■ **Aim of the exercise**:
Take each line containing "type" and report it exactly as written.

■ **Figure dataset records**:
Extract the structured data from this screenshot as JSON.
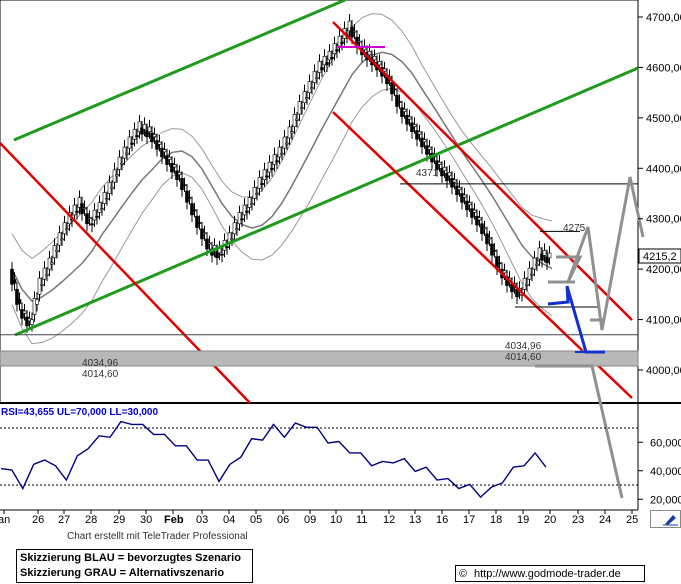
{
  "chart_data": [
    {
      "type": "candlestick",
      "title": "",
      "ylim": [
        3940,
        4730
      ],
      "y_ticks": [
        "4700,00",
        "4600,00",
        "4500,00",
        "4400,00",
        "4300,00",
        "4200,00",
        "4100,00",
        "4000,00"
      ],
      "y_tick_values": [
        4700,
        4600,
        4500,
        4400,
        4300,
        4200,
        4100,
        4000
      ],
      "x_ticks": [
        "an",
        "26",
        "27",
        "28",
        "29",
        "30",
        "Feb",
        "03",
        "04",
        "05",
        "06",
        "09",
        "10",
        "11",
        "12",
        "13",
        "16",
        "17",
        "18",
        "19",
        "20",
        "23",
        "24",
        "25"
      ],
      "last_value_label": "4215,2",
      "last_value": 4215,
      "close": [
        4200,
        4120,
        4090,
        4170,
        4210,
        4260,
        4300,
        4330,
        4290,
        4320,
        4360,
        4410,
        4450,
        4480,
        4470,
        4440,
        4410,
        4380,
        4330,
        4280,
        4240,
        4230,
        4260,
        4300,
        4330,
        4370,
        4400,
        4430,
        4470,
        4520,
        4560,
        4600,
        4620,
        4650,
        4680,
        4640,
        4620,
        4600,
        4570,
        4520,
        4490,
        4460,
        4430,
        4400,
        4380,
        4350,
        4320,
        4290,
        4250,
        4200,
        4170,
        4150,
        4190,
        4230,
        4220
      ],
      "annotations": [
        "4371",
        "4275",
        "4034,96",
        "4014,60"
      ],
      "annotation_values": [
        4371,
        4275,
        4034.96,
        4014.6
      ],
      "horizontal_levels": [
        4371,
        4275,
        4130,
        4070,
        4034.96,
        4014.6
      ],
      "bollinger_bands": true,
      "moving_average": true,
      "trend_channels": [
        "green-up-channel",
        "red-down-channel"
      ],
      "scenarios": {
        "blue": "bevorzugtes Szenario",
        "grey": "Alternativszenario"
      }
    },
    {
      "type": "line",
      "title": "RSI=43,655 UL=70,000 LL=30,000",
      "series": [
        {
          "name": "RSI",
          "values": [
            44,
            38,
            30,
            42,
            50,
            41,
            36,
            48,
            58,
            62,
            66,
            72,
            75,
            70,
            68,
            63,
            60,
            55,
            50,
            45,
            35,
            42,
            52,
            60,
            64,
            70,
            66,
            71,
            73,
            68,
            62,
            58,
            55,
            50,
            46,
            44,
            48,
            46,
            42,
            40,
            36,
            32,
            30,
            28,
            24,
            26,
            34,
            40,
            46,
            50,
            45
          ]
        }
      ],
      "ylim": [
        15,
        75
      ],
      "upper_limit": 70,
      "lower_limit": 30,
      "y_ticks": [
        "60,000",
        "40,000",
        "20,000"
      ],
      "y_tick_values": [
        60,
        40,
        20
      ]
    }
  ],
  "footer": {
    "credit": "Chart erstellt mit TeleTrader Professional",
    "legend_blue": "Skizzierung BLAU = bevorzugtes Szenario",
    "legend_grey": "Skizzierung GRAU = Alternativszenario",
    "url": "http://www.godmode-trader.de",
    "copyright": "©"
  },
  "colors": {
    "candle": "#000000",
    "bands": "#999999",
    "green_channel": "#1f9a1f",
    "red_channel": "#e00000",
    "blue_scenario": "#1030d0",
    "grey_scenario": "#909090",
    "rsi_line": "#000080",
    "magenta_mark": "#d000d0"
  }
}
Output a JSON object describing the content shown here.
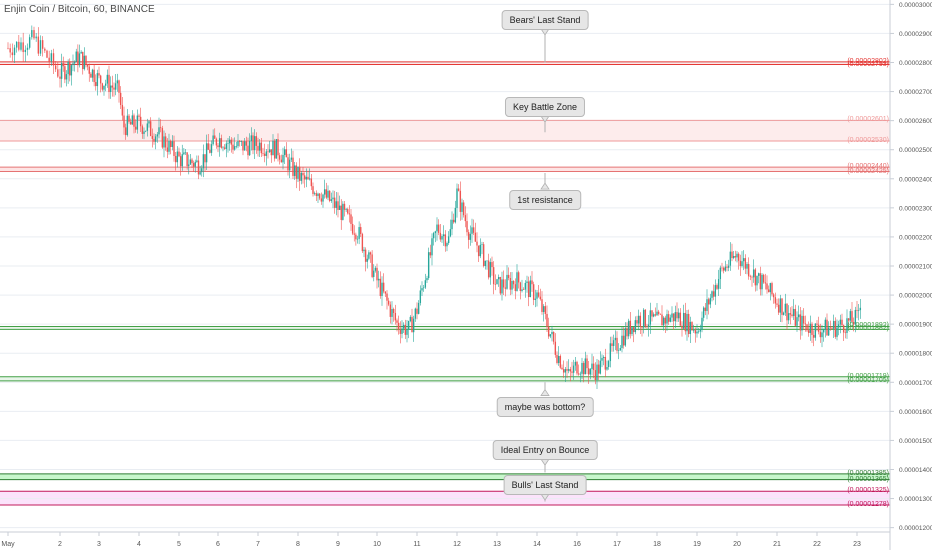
{
  "title": "Enjin Coin / Bitcoin, 60, BINANCE",
  "chart_data": {
    "type": "candlestick",
    "symbol": "Enjin Coin / Bitcoin",
    "interval": "60",
    "exchange": "BINANCE",
    "ylim": [
      1.185e-05,
      3.015e-05
    ],
    "y_ticks": [
      "0.00003000",
      "0.00002900",
      "0.00002800",
      "0.00002700",
      "0.00002600",
      "0.00002500",
      "0.00002400",
      "0.00002300",
      "0.00002200",
      "0.00002100",
      "0.00002000",
      "0.00001900",
      "0.00001800",
      "0.00001700",
      "0.00001600",
      "0.00001500",
      "0.00001400",
      "0.00001300",
      "0.00001200"
    ],
    "x_ticks": [
      "May",
      "2",
      "3",
      "4",
      "5",
      "6",
      "7",
      "8",
      "9",
      "10",
      "11",
      "12",
      "13",
      "14",
      "16",
      "17",
      "18",
      "19",
      "20",
      "21",
      "22",
      "23"
    ],
    "price_path": [
      {
        "day": 0.0,
        "price": 2.85e-05
      },
      {
        "day": 0.5,
        "price": 2.88e-05
      },
      {
        "day": 1.0,
        "price": 2.76e-05
      },
      {
        "day": 1.5,
        "price": 2.82e-05
      },
      {
        "day": 2.0,
        "price": 2.74e-05
      },
      {
        "day": 2.2,
        "price": 2.73e-05
      },
      {
        "day": 2.5,
        "price": 2.7e-05
      },
      {
        "day": 2.6,
        "price": 2.58e-05
      },
      {
        "day": 3.0,
        "price": 2.59e-05
      },
      {
        "day": 3.5,
        "price": 2.55e-05
      },
      {
        "day": 4.0,
        "price": 2.47e-05
      },
      {
        "day": 4.5,
        "price": 2.45e-05
      },
      {
        "day": 5.0,
        "price": 2.54e-05
      },
      {
        "day": 5.5,
        "price": 2.51e-05
      },
      {
        "day": 6.0,
        "price": 2.52e-05
      },
      {
        "day": 6.5,
        "price": 2.5e-05
      },
      {
        "day": 7.0,
        "price": 2.41e-05
      },
      {
        "day": 7.5,
        "price": 2.36e-05
      },
      {
        "day": 8.0,
        "price": 2.3e-05
      },
      {
        "day": 8.5,
        "price": 2.22e-05
      },
      {
        "day": 9.0,
        "price": 2.05e-05
      },
      {
        "day": 9.5,
        "price": 1.9e-05
      },
      {
        "day": 9.8,
        "price": 1.88e-05
      },
      {
        "day": 10.0,
        "price": 1.95e-05
      },
      {
        "day": 10.3,
        "price": 2.12e-05
      },
      {
        "day": 10.5,
        "price": 2.23e-05
      },
      {
        "day": 10.8,
        "price": 2.19e-05
      },
      {
        "day": 11.0,
        "price": 2.35e-05
      },
      {
        "day": 11.3,
        "price": 2.22e-05
      },
      {
        "day": 11.6,
        "price": 2.15e-05
      },
      {
        "day": 12.0,
        "price": 2.03e-05
      },
      {
        "day": 12.5,
        "price": 2.05e-05
      },
      {
        "day": 13.0,
        "price": 2e-05
      },
      {
        "day": 13.5,
        "price": 1.8e-05
      },
      {
        "day": 13.8,
        "price": 1.72e-05
      },
      {
        "day": 14.0,
        "price": 1.76e-05
      },
      {
        "day": 14.5,
        "price": 1.74e-05
      },
      {
        "day": 15.0,
        "price": 1.83e-05
      },
      {
        "day": 15.5,
        "price": 1.92e-05
      },
      {
        "day": 16.0,
        "price": 1.91e-05
      },
      {
        "day": 16.5,
        "price": 1.93e-05
      },
      {
        "day": 17.0,
        "price": 1.88e-05
      },
      {
        "day": 17.3,
        "price": 1.98e-05
      },
      {
        "day": 17.6,
        "price": 2.08e-05
      },
      {
        "day": 18.0,
        "price": 2.14e-05
      },
      {
        "day": 18.5,
        "price": 2.06e-05
      },
      {
        "day": 19.0,
        "price": 1.98e-05
      },
      {
        "day": 19.5,
        "price": 1.91e-05
      },
      {
        "day": 20.0,
        "price": 1.88e-05
      },
      {
        "day": 20.5,
        "price": 1.89e-05
      },
      {
        "day": 21.0,
        "price": 1.92e-05
      },
      {
        "day": 21.1,
        "price": 1.995e-05
      }
    ],
    "levels": [
      {
        "label": "(0.00002802)",
        "value": 2.802e-05,
        "color": "#e53935"
      },
      {
        "label": "(0.00002793)",
        "value": 2.793e-05,
        "color": "#e53935"
      },
      {
        "label": "(0.00002601)",
        "value": 2.601e-05,
        "color": "#ef9a9a"
      },
      {
        "label": "(0.00002530)",
        "value": 2.53e-05,
        "color": "#ef9a9a"
      },
      {
        "label": "(0.00002440)",
        "value": 2.44e-05,
        "color": "#e57373"
      },
      {
        "label": "(0.00002425)",
        "value": 2.425e-05,
        "color": "#e57373"
      },
      {
        "label": "(0.00001892)",
        "value": 1.892e-05,
        "color": "#43a047"
      },
      {
        "label": "(0.00001882)",
        "value": 1.882e-05,
        "color": "#43a047"
      },
      {
        "label": "(0.00001719)",
        "value": 1.719e-05,
        "color": "#43a047"
      },
      {
        "label": "(0.00001705)",
        "value": 1.705e-05,
        "color": "#43a047"
      },
      {
        "label": "(0.00001385)",
        "value": 1.385e-05,
        "color": "#2e7d32"
      },
      {
        "label": "(0.00001365)",
        "value": 1.365e-05,
        "color": "#2e7d32"
      },
      {
        "label": "(0.00001325)",
        "value": 1.325e-05,
        "color": "#c2185b"
      },
      {
        "label": "(0.00001278)",
        "value": 1.278e-05,
        "color": "#c2185b"
      }
    ],
    "zones": [
      {
        "from": 2.793e-05,
        "to": 2.802e-05,
        "color": "#fde8e8"
      },
      {
        "from": 2.53e-05,
        "to": 2.601e-05,
        "color": "#fdecec"
      },
      {
        "from": 2.425e-05,
        "to": 2.44e-05,
        "color": "#fde4e4"
      },
      {
        "from": 1.882e-05,
        "to": 1.892e-05,
        "color": "#e8f5e9"
      },
      {
        "from": 1.705e-05,
        "to": 1.719e-05,
        "color": "#e8f5e9"
      },
      {
        "from": 1.365e-05,
        "to": 1.385e-05,
        "color": "#c8f7cc"
      },
      {
        "from": 1.278e-05,
        "to": 1.325e-05,
        "color": "#fbe3fb"
      }
    ],
    "annotations": [
      {
        "text": "Bears' Last Stand",
        "day": 13.2,
        "price": 2.95e-05,
        "arrow": "down",
        "arrow_to": 2.8e-05
      },
      {
        "text": "Key Battle Zone",
        "day": 13.2,
        "price": 2.65e-05,
        "arrow": "down",
        "arrow_to": 2.56e-05
      },
      {
        "text": "1st resistance",
        "day": 13.2,
        "price": 2.33e-05,
        "arrow": "up",
        "arrow_to": 2.42e-05
      },
      {
        "text": "maybe was bottom?",
        "day": 13.2,
        "price": 1.62e-05,
        "arrow": "up",
        "arrow_to": 1.7e-05
      },
      {
        "text": "Ideal Entry on Bounce",
        "day": 13.2,
        "price": 1.47e-05,
        "arrow": "down",
        "arrow_to": 1.39e-05
      },
      {
        "text": "Bulls' Last Stand",
        "day": 13.2,
        "price": 1.35e-05,
        "arrow": "down",
        "arrow_to": 1.29e-05
      }
    ],
    "colors": {
      "up": "#26a69a",
      "down": "#ef5350",
      "grid": "#e9edf2",
      "axis_text": "#555555"
    },
    "grid": true
  }
}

■ **Exercise response**:
      "type": "candlestick",
      "type": "line",
    "type": "candlestick",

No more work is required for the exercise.